**Written instruction**. Look through the material below, count the lines containing the word "maudynių", and state only the count.

[Lines of data]
__________________________________________________

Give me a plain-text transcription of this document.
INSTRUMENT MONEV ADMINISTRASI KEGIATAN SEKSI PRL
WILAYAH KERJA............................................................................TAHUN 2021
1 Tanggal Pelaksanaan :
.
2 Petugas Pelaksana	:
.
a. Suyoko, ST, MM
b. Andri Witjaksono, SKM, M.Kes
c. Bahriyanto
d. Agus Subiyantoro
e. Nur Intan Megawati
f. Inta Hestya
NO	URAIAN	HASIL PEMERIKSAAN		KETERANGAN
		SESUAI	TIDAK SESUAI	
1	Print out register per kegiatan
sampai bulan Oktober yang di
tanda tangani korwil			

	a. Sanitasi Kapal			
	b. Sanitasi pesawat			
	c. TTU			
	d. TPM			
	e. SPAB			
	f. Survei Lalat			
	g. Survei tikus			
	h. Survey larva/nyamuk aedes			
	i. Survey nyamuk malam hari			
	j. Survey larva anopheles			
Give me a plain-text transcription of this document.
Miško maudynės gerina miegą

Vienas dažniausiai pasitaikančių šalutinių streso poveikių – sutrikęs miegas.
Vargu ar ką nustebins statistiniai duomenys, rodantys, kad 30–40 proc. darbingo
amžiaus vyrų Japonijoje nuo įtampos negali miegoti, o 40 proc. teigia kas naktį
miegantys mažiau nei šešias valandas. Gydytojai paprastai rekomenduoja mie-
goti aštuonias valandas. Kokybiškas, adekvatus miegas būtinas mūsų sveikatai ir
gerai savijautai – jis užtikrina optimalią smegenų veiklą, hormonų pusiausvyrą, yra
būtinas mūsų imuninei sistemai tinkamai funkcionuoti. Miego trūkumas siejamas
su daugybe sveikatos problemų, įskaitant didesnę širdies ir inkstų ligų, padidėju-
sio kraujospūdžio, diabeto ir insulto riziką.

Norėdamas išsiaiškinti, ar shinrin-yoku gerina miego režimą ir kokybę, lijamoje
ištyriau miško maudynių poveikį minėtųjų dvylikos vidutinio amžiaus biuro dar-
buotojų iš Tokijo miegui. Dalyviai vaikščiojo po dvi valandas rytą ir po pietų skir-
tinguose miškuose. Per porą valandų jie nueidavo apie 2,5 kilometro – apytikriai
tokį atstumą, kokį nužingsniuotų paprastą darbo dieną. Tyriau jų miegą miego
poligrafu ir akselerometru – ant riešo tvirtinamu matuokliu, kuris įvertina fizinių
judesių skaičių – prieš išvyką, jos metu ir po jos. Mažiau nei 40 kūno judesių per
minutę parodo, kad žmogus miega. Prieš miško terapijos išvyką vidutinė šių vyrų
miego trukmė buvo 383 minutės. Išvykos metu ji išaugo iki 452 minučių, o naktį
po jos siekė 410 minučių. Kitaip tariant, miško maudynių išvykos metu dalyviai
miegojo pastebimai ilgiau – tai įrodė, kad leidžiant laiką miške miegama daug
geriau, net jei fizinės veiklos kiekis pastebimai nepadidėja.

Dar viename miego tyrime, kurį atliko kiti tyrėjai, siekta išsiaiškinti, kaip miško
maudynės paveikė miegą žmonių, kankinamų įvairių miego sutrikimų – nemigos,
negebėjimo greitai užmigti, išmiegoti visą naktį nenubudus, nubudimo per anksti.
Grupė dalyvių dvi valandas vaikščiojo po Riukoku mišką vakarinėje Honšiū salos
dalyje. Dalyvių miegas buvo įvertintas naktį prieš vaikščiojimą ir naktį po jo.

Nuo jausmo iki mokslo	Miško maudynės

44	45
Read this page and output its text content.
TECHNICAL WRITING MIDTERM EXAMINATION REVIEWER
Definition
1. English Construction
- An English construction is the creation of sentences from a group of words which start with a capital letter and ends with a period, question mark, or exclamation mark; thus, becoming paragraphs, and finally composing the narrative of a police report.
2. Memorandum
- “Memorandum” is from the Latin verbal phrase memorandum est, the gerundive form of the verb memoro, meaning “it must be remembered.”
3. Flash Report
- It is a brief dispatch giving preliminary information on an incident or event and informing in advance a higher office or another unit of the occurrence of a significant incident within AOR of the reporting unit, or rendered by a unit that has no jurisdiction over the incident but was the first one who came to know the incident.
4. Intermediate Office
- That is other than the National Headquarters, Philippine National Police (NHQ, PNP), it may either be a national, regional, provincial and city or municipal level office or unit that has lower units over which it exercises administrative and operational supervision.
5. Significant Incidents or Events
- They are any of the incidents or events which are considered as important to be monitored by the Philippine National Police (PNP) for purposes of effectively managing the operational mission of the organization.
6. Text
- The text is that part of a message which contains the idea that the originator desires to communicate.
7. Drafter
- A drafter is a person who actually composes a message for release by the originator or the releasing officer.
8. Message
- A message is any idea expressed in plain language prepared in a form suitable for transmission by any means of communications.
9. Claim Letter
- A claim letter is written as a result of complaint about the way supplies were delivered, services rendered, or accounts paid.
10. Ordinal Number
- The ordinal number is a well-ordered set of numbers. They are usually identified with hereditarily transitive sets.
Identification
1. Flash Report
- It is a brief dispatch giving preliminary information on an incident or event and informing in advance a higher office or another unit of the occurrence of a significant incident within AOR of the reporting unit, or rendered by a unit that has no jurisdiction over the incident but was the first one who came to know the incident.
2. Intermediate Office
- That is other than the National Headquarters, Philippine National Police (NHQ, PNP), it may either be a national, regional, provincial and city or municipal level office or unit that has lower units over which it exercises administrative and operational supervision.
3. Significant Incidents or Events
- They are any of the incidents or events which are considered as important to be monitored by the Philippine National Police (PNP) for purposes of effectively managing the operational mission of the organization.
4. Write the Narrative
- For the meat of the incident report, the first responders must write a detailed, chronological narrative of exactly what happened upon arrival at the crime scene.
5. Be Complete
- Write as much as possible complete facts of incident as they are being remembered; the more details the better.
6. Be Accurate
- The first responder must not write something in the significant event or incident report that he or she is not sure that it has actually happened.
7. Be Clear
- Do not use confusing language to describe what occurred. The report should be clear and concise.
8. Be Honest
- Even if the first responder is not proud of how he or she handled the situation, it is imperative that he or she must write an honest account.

__________________________________________________

**Solution**. 2